* **The problem**
According to the text below about northern Bohemia, which three regions border the northern edge of Bohemia?

==== Text provided

By Professor HEINRICH SCHWARZ.

THE northern edge of Bohemia, which borders on Silesia, Saxony, and Bavaria, is at once the principal seat of the German population of the country and of its industrial activity. A person approaching this border region from the interior will be struck at once with the contrast between the stagnation of the Czech districts and the freedom and active enterprise of the Germans, under the impulse of which a not very fertile soil has been made to support a dense population. Besides the textile industries which profitably utilize the water-powers of the mountainous region, and the large mining, metallurgical, and chemical enterprises, the ceramic establishments, and the manufactories of stone-ware, porcelain, and glass, are prominent features of the district.

========
==== Provided data

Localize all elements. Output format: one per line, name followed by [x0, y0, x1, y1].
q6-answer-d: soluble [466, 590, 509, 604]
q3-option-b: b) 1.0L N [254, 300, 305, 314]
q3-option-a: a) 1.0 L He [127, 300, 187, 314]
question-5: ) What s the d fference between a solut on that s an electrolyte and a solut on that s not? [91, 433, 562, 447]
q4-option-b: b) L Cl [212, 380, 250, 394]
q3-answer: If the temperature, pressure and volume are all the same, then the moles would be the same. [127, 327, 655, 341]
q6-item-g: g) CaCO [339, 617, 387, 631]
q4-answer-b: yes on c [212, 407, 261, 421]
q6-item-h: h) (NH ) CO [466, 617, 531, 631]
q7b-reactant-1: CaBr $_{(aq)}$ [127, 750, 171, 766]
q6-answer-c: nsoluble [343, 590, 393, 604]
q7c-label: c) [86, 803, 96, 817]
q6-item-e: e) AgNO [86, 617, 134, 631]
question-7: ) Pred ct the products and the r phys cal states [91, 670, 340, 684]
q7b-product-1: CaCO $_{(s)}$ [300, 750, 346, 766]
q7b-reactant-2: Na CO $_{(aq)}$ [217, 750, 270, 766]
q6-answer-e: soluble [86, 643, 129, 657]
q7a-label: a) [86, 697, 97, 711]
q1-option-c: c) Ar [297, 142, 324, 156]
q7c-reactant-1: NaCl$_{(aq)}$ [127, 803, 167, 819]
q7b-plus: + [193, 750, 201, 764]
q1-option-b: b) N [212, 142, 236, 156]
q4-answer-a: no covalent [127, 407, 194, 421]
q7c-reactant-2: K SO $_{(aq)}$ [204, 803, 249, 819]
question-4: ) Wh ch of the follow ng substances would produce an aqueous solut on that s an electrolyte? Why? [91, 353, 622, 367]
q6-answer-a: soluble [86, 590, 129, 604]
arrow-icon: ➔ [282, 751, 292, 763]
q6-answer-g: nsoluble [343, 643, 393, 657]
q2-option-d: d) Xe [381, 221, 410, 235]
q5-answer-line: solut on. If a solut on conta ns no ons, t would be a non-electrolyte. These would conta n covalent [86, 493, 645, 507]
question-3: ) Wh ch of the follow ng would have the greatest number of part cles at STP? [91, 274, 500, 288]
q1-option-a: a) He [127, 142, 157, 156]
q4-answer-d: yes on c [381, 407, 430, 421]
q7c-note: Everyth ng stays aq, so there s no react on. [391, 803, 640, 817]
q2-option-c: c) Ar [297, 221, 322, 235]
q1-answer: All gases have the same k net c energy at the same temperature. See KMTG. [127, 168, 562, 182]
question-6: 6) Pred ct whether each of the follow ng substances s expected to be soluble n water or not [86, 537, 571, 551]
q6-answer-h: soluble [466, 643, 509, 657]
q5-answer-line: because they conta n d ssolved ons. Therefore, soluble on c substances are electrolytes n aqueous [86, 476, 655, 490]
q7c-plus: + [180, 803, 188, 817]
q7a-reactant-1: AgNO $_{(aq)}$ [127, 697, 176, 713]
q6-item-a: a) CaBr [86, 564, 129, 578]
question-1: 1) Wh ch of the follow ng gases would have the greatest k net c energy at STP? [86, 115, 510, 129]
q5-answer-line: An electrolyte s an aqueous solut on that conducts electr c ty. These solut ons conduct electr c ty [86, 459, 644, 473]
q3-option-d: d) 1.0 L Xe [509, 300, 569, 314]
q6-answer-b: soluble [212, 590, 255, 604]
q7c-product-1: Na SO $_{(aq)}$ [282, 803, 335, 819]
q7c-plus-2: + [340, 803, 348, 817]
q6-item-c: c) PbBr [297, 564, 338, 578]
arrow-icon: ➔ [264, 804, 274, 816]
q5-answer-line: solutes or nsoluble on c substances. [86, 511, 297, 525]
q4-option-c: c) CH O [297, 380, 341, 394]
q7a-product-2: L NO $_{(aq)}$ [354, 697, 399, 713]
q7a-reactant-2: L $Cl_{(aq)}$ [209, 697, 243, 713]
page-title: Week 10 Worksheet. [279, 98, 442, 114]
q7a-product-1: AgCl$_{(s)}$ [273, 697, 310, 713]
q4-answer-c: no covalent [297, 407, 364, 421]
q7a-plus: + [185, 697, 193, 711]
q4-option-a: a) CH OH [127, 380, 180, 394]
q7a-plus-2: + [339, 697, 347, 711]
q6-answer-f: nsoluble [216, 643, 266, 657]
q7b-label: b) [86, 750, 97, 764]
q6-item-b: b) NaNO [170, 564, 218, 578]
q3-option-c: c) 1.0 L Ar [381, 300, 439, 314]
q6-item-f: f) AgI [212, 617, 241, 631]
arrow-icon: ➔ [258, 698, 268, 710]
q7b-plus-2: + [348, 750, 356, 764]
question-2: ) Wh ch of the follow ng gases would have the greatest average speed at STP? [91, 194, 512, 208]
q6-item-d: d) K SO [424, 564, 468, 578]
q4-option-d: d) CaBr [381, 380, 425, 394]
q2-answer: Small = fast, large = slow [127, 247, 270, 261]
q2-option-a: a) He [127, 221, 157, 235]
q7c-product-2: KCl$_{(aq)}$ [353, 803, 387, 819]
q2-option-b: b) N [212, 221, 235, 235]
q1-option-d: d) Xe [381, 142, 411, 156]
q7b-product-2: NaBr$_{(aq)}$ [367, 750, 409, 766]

========

* **Problem solution**
Silesia, Saxony, and Bavaria.